#### PROBLEM DETAILS
Output every line below exactly.

BEGIN STORED ROWS

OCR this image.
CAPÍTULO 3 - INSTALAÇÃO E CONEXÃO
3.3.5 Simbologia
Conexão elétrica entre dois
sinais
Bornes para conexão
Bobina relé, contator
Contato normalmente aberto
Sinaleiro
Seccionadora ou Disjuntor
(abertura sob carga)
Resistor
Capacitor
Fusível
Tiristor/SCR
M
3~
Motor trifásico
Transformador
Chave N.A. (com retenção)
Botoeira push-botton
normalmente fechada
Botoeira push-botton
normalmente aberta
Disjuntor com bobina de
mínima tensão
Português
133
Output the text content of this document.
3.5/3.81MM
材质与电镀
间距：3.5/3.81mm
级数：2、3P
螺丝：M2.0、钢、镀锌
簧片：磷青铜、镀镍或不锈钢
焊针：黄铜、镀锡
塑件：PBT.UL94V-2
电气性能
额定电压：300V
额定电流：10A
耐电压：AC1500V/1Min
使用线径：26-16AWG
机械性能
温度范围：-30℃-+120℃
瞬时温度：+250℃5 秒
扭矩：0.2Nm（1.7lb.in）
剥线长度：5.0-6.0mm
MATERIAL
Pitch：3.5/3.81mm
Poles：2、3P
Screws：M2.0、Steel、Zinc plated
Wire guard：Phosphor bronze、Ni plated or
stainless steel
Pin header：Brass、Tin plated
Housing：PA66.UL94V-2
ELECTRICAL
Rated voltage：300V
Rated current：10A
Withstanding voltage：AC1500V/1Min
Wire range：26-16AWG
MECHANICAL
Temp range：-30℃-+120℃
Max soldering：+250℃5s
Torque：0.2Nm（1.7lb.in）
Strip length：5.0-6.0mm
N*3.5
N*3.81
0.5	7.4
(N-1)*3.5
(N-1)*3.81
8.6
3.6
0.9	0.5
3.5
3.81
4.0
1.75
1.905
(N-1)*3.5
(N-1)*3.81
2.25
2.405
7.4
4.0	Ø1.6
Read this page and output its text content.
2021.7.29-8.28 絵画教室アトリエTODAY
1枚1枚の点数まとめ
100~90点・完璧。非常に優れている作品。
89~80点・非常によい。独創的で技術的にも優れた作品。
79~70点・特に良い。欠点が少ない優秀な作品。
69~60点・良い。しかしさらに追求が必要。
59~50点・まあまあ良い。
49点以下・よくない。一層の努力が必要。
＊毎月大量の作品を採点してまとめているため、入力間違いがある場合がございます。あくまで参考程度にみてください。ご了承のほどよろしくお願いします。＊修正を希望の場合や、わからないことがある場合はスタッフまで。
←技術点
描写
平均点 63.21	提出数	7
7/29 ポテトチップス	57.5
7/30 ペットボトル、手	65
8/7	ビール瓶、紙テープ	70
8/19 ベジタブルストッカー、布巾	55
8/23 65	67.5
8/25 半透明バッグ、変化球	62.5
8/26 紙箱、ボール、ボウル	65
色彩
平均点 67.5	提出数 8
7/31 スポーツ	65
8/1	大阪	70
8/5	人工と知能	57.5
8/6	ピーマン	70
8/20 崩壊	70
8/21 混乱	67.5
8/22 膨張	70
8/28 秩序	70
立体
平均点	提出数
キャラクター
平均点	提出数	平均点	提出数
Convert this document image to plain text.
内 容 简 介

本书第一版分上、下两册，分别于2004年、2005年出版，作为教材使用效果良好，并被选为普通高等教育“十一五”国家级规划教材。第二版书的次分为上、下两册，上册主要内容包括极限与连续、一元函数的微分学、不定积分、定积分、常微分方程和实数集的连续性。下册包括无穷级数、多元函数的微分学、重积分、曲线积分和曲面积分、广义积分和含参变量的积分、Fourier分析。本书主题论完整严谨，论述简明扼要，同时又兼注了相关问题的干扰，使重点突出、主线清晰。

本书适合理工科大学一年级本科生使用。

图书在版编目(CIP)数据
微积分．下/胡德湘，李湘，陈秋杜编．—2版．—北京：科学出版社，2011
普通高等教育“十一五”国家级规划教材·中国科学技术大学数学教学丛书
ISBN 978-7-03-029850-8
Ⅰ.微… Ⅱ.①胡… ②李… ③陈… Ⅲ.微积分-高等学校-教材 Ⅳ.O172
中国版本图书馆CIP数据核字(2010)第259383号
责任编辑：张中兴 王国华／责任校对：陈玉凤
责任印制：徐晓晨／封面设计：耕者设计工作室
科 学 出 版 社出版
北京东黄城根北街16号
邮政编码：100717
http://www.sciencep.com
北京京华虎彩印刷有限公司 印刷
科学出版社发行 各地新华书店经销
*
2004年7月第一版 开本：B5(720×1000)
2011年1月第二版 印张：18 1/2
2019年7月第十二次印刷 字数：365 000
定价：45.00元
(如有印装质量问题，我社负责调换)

END STORED ROWS

#### TASK RESULT
OCR this image.
CAPÍTULO 3 - INSTALAÇÃO E CONEXÃO
3.3.5 Simbologia
Conexão elétrica entre dois
sinais
Bornes para conexão
Bobina relé, contator
Contato normalmente aberto
Sinaleiro
Seccionadora ou Disjuntor
(abertura sob carga)
Resistor
Capacitor
Fusível
Tiristor/SCR
M
3~
Motor trifásico
Transformador
Chave N.A. (com retenção)
Botoeira push-botton
normalmente fechada
Botoeira push-botton
normalmente aberta
Disjuntor com bobina de
mínima tensão
Português
133
Output the text content of this document.
3.5/3.81MM
材质与电镀
间距：3.5/3.81mm
级数：2、3P
螺丝：M2.0、钢、镀锌
簧片：磷青铜、镀镍或不锈钢
焊针：黄铜、镀锡
塑件：PBT.UL94V-2
电气性能
额定电压：300V
额定电流：10A
耐电压：AC1500V/1Min
使用线径：26-16AWG
机械性能
温度范围：-30℃-+120℃
瞬时温度：+250℃5 秒
扭矩：0.2Nm（1.7lb.in）
剥线长度：5.0-6.0mm
MATERIAL
Pitch：3.5/3.81mm
Poles：2、3P
Screws：M2.0、Steel、Zinc plated
Wire guard：Phosphor bronze、Ni plated or
stainless steel
Pin header：Brass、Tin plated
Housing：PA66.UL94V-2
ELECTRICAL
Rated voltage：300V
Rated current：10A
Withstanding voltage：AC1500V/1Min
Wire range：26-16AWG
MECHANICAL
Temp range：-30℃-+120℃
Max soldering：+250℃5s
Torque：0.2Nm（1.7lb.in）
Strip length：5.0-6.0mm
N*3.5
N*3.81
0.5	7.4
(N-1)*3.5
(N-1)*3.81
8.6
3.6
0.9	0.5
3.5
3.81
4.0
1.75
1.905
(N-1)*3.5
(N-1)*3.81
2.25
2.405
7.4
4.0	Ø1.6
Read this page and output its text content.
2021.7.29-8.28 絵画教室アトリエTODAY
1枚1枚の点数まとめ
100~90点・完璧。非常に優れている作品。
89~80点・非常によい。独創的で技術的にも優れた作品。
79~70点・特に良い。欠点が少ない優秀な作品。
69~60点・良い。しかしさらに追求が必要。
59~50点・まあまあ良い。
49点以下・よくない。一層の努力が必要。
＊毎月大量の作品を採点してまとめているため、入力間違いがある場合がございます。あくまで参考程度にみてください。ご了承のほどよろしくお願いします。＊修正を希望の場合や、わからないことがある場合はスタッフまで。
←技術点
描写
平均点 63.21	提出数	7
7/29 ポテトチップス	57.5
7/30 ペットボトル、手	65
8/7	ビール瓶、紙テープ	70
8/19 ベジタブルストッカー、布巾	55
8/23 65	67.5
8/25 半透明バッグ、変化球	62.5
8/26 紙箱、ボール、ボウル	65
色彩
平均点 67.5	提出数 8
7/31 スポーツ	65
8/1	大阪	70
8/5	人工と知能	57.5
8/6	ピーマン	70
8/20 崩壊	70
8/21 混乱	67.5
8/22 膨張	70
8/28 秩序	70
立体
平均点	提出数
キャラクター
平均点	提出数	平均点	提出数
Convert this document image to plain text.
内 容 简 介

本书第一版分上、下两册，分别于2004年、2005年出版，作为教材使用效果良好，并被选为普通高等教育“十一五”国家级规划教材。第二版书的次分为上、下两册，上册主要内容包括极限与连续、一元函数的微分学、不定积分、定积分、常微分方程和实数集的连续性。下册包括无穷级数、多元函数的微分学、重积分、曲线积分和曲面积分、广义积分和含参变量的积分、Fourier分析。本书主题论完整严谨，论述简明扼要，同时又兼注了相关问题的干扰，使重点突出、主线清晰。

本书适合理工科大学一年级本科生使用。

图书在版编目(CIP)数据
微积分．下/胡德湘，李湘，陈秋杜编．—2版．—北京：科学出版社，2011
普通高等教育“十一五”国家级规划教材·中国科学技术大学数学教学丛书
ISBN 978-7-03-029850-8
Ⅰ.微… Ⅱ.①胡… ②李… ③陈… Ⅲ.微积分-高等学校-教材 Ⅳ.O172
中国版本图书馆CIP数据核字(2010)第259383号
责任编辑：张中兴 王国华／责任校对：陈玉凤
责任印制：徐晓晨／封面设计：耕者设计工作室
科 学 出 版 社出版
北京东黄城根北街16号
邮政编码：100717
http://www.sciencep.com
北京京华虎彩印刷有限公司 印刷
科学出版社发行 各地新华书店经销
*
2004年7月第一版 开本：B5(720×1000)
2011年1月第二版 印张：18 1/2
2019年7月第十二次印刷 字数：365 000
定价：45.00元
(如有印装质量问题，我社负责调换)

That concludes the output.